| Exercise |
Can the data below be echoed back word for word?

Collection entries

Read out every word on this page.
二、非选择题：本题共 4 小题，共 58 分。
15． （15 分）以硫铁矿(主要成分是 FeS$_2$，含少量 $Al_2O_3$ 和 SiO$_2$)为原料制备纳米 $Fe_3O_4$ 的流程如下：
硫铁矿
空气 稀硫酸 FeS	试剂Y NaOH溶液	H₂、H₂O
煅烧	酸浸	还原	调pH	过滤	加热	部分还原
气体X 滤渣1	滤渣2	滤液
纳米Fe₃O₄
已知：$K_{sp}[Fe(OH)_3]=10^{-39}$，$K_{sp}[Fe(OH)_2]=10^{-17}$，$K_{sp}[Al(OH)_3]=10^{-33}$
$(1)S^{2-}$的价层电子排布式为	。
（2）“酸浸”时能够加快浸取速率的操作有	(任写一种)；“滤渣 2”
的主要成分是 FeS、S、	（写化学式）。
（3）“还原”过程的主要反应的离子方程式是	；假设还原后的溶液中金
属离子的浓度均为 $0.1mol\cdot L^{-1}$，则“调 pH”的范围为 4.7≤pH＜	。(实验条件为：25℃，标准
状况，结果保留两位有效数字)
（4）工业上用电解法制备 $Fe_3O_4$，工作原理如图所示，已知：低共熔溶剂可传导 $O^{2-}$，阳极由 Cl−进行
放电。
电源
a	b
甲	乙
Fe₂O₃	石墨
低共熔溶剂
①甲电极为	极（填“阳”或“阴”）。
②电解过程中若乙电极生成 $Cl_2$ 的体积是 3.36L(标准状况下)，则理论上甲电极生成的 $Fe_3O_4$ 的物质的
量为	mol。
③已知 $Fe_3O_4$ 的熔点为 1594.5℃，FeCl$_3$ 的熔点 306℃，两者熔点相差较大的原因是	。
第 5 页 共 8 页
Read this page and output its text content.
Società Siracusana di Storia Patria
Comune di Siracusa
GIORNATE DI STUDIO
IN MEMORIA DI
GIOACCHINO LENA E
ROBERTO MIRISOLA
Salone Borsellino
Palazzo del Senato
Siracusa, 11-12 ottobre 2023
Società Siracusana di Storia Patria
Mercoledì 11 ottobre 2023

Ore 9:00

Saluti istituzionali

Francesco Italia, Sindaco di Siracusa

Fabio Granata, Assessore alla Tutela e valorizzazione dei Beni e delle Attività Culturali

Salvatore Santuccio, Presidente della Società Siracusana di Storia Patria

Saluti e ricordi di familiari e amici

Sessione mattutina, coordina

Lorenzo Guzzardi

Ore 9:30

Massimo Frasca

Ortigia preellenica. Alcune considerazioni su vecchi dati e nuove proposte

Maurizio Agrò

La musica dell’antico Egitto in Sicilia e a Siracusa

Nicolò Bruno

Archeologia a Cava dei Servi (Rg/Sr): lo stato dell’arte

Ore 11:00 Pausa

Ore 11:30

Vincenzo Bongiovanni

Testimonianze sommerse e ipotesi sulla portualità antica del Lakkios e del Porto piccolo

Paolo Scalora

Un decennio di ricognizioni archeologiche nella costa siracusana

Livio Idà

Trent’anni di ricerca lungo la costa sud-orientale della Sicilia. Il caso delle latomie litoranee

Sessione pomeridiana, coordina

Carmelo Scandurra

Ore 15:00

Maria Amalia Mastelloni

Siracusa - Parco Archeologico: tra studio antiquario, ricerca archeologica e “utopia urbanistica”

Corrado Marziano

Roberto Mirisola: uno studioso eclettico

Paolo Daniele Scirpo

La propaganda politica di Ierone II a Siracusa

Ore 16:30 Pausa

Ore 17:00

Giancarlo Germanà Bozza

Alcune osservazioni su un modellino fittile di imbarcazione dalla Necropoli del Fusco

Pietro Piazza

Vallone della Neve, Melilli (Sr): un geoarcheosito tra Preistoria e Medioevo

| Exercise output |
Read out every word on this page.
二、非选择题：本题共 4 小题，共 58 分。
15． （15 分）以硫铁矿(主要成分是 FeS$_2$，含少量 $Al_2O_3$ 和 SiO$_2$)为原料制备纳米 $Fe_3O_4$ 的流程如下：
硫铁矿
空气 稀硫酸 FeS	试剂Y NaOH溶液	H₂、H₂O
煅烧	酸浸	还原	调pH	过滤	加热	部分还原
气体X 滤渣1	滤渣2	滤液
纳米Fe₃O₄
已知：$K_{sp}[Fe(OH)_3]=10^{-39}$，$K_{sp}[Fe(OH)_2]=10^{-17}$，$K_{sp}[Al(OH)_3]=10^{-33}$
$(1)S^{2-}$的价层电子排布式为	。
（2）“酸浸”时能够加快浸取速率的操作有	(任写一种)；“滤渣 2”
的主要成分是 FeS、S、	（写化学式）。
（3）“还原”过程的主要反应的离子方程式是	；假设还原后的溶液中金
属离子的浓度均为 $0.1mol\cdot L^{-1}$，则“调 pH”的范围为 4.7≤pH＜	。(实验条件为：25℃，标准
状况，结果保留两位有效数字)
（4）工业上用电解法制备 $Fe_3O_4$，工作原理如图所示，已知：低共熔溶剂可传导 $O^{2-}$，阳极由 Cl−进行
放电。
电源
a	b
甲	乙
Fe₂O₃	石墨
低共熔溶剂
①甲电极为	极（填“阳”或“阴”）。
②电解过程中若乙电极生成 $Cl_2$ 的体积是 3.36L(标准状况下)，则理论上甲电极生成的 $Fe_3O_4$ 的物质的
量为	mol。
③已知 $Fe_3O_4$ 的熔点为 1594.5℃，FeCl$_3$ 的熔点 306℃，两者熔点相差较大的原因是	。
第 5 页 共 8 页
Read this page and output its text content.
Società Siracusana di Storia Patria
Comune di Siracusa
GIORNATE DI STUDIO
IN MEMORIA DI
GIOACCHINO LENA E
ROBERTO MIRISOLA
Salone Borsellino
Palazzo del Senato
Siracusa, 11-12 ottobre 2023
Società Siracusana di Storia Patria
Mercoledì 11 ottobre 2023

Ore 9:00

Saluti istituzionali

Francesco Italia, Sindaco di Siracusa

Fabio Granata, Assessore alla Tutela e valorizzazione dei Beni e delle Attività Culturali

Salvatore Santuccio, Presidente della Società Siracusana di Storia Patria

Saluti e ricordi di familiari e amici

Sessione mattutina, coordina

Lorenzo Guzzardi

Ore 9:30

Massimo Frasca

Ortigia preellenica. Alcune considerazioni su vecchi dati e nuove proposte

Maurizio Agrò

La musica dell’antico Egitto in Sicilia e a Siracusa

Nicolò Bruno

Archeologia a Cava dei Servi (Rg/Sr): lo stato dell’arte

Ore 11:00 Pausa

Ore 11:30

Vincenzo Bongiovanni

Testimonianze sommerse e ipotesi sulla portualità antica del Lakkios e del Porto piccolo

Paolo Scalora

Un decennio di ricognizioni archeologiche nella costa siracusana

Livio Idà

Trent’anni di ricerca lungo la costa sud-orientale della Sicilia. Il caso delle latomie litoranee

Sessione pomeridiana, coordina

Carmelo Scandurra

Ore 15:00

Maria Amalia Mastelloni

Siracusa - Parco Archeologico: tra studio antiquario, ricerca archeologica e “utopia urbanistica”

Corrado Marziano

Roberto Mirisola: uno studioso eclettico

Paolo Daniele Scirpo

La propaganda politica di Ierone II a Siracusa

Ore 16:30 Pausa

Ore 17:00

Giancarlo Germanà Bozza

Alcune osservazioni su un modellino fittile di imbarcazione dalla Necropoli del Fusco

Pietro Piazza

Vallone della Neve, Melilli (Sr): un geoarcheosito tra Preistoria e Medioevo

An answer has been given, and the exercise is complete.